Data items
• • •
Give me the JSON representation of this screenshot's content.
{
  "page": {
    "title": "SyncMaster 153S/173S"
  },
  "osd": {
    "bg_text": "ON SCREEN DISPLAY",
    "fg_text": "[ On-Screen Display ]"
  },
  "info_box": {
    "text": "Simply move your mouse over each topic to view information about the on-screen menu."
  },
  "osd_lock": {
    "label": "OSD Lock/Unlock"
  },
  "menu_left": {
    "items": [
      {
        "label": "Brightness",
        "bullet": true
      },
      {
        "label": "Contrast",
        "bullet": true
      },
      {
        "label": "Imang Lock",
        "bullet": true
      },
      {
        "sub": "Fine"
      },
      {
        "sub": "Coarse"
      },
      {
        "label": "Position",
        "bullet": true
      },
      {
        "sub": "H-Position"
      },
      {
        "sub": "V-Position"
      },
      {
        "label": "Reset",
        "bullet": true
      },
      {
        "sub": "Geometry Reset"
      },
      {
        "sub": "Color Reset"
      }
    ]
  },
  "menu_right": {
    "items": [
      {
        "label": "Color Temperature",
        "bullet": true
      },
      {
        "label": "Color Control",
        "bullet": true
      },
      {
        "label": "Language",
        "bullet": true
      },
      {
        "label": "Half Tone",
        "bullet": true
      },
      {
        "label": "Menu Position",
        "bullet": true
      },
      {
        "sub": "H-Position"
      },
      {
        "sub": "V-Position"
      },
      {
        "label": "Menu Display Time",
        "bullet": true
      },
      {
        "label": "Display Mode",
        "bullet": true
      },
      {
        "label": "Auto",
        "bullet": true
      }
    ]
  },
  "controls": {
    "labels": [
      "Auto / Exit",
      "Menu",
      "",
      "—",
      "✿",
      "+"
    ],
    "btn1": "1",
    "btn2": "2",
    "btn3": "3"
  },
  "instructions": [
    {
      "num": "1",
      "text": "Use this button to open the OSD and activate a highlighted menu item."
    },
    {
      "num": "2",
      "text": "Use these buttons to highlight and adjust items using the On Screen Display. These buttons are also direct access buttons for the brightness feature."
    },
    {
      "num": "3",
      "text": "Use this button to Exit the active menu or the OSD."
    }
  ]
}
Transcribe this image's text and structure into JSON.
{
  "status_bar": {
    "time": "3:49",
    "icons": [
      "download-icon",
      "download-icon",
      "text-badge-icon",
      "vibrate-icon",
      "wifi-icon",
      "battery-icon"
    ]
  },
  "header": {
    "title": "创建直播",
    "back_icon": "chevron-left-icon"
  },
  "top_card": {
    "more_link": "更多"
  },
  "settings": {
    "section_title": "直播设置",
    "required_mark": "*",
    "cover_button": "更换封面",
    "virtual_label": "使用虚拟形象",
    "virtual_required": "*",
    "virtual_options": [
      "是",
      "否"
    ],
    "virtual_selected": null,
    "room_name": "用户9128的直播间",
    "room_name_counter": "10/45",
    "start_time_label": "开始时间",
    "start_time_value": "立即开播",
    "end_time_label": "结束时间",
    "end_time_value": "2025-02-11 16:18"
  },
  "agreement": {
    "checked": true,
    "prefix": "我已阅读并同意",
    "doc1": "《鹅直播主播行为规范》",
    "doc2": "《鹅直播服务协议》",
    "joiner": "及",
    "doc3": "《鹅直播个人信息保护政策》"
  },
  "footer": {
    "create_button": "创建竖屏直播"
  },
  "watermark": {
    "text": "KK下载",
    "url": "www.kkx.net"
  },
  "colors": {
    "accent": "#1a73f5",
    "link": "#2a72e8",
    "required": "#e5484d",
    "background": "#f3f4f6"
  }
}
• • •
* GIVEN TASK
In the listing, find each line with the string "this" and copy it.

* RESULT BELOW
Give me the JSON representation of this screenshot's content.
      "text": "Use this button to open the OSD and activate a highlighted menu item."
      "text": "Use this button to Exit the active menu or the OSD."
Transcribe this image's text and structure into JSON.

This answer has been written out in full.